--- Start DATA FOR THE TASK ---
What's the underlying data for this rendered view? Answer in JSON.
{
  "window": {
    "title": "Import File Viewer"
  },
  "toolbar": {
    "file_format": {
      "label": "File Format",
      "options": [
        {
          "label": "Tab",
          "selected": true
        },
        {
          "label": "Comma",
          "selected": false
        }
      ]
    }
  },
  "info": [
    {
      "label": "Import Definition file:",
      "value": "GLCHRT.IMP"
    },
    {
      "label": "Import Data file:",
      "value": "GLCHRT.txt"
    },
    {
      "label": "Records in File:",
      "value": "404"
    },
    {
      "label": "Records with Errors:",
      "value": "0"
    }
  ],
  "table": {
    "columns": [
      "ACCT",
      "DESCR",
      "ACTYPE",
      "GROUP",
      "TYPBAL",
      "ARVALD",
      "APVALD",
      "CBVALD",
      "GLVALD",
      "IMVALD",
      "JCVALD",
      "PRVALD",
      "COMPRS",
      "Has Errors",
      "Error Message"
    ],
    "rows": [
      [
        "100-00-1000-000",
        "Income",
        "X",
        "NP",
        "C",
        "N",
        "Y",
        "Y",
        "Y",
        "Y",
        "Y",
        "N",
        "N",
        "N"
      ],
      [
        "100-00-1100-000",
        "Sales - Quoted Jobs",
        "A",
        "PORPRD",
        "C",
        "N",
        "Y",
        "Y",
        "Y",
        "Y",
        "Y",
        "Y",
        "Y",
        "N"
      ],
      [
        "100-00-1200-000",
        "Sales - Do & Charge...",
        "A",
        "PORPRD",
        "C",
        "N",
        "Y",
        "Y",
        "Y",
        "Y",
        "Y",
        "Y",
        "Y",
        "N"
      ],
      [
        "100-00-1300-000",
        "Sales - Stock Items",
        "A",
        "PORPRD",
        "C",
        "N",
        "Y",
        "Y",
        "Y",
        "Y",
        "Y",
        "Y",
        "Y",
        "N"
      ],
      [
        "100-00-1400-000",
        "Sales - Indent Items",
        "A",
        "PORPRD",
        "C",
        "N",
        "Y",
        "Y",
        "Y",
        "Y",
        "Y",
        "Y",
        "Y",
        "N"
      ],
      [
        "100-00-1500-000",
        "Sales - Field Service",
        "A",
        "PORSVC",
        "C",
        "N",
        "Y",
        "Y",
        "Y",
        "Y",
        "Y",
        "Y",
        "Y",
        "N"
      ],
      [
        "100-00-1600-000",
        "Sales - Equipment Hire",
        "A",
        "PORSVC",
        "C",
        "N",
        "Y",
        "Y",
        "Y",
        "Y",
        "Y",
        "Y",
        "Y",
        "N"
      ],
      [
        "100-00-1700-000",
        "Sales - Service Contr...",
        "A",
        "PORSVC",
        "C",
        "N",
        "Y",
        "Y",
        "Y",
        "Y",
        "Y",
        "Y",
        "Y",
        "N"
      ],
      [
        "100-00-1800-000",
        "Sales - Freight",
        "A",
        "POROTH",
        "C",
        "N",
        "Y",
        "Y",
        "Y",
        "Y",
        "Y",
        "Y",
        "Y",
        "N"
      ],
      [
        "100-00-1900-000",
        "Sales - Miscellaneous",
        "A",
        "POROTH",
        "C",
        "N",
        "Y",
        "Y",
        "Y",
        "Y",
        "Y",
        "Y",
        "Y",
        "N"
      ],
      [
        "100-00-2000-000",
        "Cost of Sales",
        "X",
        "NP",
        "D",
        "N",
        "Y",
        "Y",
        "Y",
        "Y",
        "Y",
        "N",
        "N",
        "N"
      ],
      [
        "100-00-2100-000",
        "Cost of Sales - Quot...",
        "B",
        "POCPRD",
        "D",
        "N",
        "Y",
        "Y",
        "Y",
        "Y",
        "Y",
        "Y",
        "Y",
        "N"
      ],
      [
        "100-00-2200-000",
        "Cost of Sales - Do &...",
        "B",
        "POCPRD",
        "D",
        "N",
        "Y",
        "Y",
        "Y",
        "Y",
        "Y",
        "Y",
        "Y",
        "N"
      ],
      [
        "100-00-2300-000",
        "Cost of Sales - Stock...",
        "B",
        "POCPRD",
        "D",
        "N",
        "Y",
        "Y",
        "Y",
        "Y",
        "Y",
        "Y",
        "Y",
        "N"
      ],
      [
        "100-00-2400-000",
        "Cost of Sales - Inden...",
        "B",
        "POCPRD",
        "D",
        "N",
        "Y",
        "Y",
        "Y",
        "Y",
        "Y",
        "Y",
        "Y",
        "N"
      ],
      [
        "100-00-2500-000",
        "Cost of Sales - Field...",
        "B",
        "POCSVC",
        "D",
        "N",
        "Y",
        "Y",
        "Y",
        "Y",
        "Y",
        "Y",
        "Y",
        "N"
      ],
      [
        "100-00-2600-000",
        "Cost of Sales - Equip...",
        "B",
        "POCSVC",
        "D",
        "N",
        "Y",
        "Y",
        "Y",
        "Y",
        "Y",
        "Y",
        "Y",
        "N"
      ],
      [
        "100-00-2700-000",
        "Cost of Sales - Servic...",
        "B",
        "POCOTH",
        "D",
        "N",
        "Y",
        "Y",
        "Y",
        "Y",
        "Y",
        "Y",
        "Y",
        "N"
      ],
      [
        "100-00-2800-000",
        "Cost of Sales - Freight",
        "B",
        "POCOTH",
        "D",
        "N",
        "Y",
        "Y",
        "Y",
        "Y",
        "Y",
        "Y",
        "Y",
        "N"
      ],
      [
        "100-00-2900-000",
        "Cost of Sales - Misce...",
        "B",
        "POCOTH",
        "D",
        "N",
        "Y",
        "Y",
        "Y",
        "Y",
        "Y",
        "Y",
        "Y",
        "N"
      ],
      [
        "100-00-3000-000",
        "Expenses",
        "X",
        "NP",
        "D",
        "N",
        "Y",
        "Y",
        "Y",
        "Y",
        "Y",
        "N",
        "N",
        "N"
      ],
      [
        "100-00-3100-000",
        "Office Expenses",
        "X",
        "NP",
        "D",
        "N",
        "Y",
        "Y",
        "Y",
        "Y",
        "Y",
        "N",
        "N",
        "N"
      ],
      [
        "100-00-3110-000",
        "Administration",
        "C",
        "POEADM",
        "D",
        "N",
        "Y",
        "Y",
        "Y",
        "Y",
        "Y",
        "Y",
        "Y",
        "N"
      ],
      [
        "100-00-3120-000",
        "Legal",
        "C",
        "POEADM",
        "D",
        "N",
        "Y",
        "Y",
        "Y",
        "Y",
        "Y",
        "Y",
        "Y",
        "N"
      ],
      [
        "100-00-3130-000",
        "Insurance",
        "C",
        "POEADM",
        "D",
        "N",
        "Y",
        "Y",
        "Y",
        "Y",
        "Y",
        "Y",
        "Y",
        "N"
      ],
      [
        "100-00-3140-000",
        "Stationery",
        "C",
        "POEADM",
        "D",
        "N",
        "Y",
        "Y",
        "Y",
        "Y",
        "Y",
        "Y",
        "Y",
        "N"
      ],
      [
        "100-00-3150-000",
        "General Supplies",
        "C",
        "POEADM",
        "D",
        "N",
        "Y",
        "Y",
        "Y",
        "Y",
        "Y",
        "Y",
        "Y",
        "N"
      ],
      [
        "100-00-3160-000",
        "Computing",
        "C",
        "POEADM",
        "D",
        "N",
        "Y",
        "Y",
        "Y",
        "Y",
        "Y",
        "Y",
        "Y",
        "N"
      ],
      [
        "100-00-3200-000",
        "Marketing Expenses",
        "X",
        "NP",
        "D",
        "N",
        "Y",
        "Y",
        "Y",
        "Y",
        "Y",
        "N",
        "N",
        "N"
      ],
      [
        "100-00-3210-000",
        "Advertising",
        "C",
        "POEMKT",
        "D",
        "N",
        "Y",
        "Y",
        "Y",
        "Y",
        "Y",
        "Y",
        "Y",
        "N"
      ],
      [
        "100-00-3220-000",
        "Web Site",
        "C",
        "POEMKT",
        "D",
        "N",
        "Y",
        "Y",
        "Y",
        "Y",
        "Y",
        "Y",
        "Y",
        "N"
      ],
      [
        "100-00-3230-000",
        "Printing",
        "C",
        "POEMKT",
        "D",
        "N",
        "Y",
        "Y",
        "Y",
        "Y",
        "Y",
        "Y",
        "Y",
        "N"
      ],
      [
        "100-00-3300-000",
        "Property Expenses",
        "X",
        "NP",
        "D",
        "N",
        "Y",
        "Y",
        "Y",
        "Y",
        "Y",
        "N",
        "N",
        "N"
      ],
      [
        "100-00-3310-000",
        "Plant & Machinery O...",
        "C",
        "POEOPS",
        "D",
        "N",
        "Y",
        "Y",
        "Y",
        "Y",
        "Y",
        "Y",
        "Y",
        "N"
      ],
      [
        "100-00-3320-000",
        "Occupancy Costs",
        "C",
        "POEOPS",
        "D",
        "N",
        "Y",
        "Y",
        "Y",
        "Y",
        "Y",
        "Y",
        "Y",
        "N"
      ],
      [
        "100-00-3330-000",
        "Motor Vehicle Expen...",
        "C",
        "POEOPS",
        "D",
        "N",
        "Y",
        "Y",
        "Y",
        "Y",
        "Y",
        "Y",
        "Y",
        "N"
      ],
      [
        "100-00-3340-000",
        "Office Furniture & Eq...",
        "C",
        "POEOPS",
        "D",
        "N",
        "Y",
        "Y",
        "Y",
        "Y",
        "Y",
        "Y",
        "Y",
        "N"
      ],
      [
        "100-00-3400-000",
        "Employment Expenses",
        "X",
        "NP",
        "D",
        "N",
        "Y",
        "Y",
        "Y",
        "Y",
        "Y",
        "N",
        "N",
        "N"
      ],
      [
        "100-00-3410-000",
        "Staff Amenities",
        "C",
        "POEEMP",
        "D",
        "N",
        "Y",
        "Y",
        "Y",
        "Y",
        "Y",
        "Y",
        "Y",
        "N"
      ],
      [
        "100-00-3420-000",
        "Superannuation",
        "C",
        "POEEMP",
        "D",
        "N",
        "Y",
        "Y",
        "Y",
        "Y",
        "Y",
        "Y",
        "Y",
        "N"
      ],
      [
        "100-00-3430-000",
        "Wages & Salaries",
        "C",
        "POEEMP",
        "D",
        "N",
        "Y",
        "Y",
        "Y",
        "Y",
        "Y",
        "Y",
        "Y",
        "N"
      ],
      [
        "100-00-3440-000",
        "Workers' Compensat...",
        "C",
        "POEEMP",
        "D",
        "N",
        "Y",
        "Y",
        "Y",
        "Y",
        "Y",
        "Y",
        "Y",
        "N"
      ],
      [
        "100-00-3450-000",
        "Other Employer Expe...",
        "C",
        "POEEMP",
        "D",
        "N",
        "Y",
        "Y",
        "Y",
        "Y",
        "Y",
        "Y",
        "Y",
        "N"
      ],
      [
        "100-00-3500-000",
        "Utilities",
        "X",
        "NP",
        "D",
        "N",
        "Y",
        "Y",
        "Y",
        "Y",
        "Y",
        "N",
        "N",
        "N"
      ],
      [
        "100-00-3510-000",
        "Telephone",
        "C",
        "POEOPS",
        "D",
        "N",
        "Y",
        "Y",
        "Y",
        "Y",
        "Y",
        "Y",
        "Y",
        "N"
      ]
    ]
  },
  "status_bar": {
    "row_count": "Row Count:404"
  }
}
--- End DATA FOR THE TASK ---
» **YOUR GOAL**:
Select every line in the material above where the string "Items" occurs, and copy it.

» **RESULT OF THE TASK**:
        "Sales - Stock Items",
        "Sales - Indent Items",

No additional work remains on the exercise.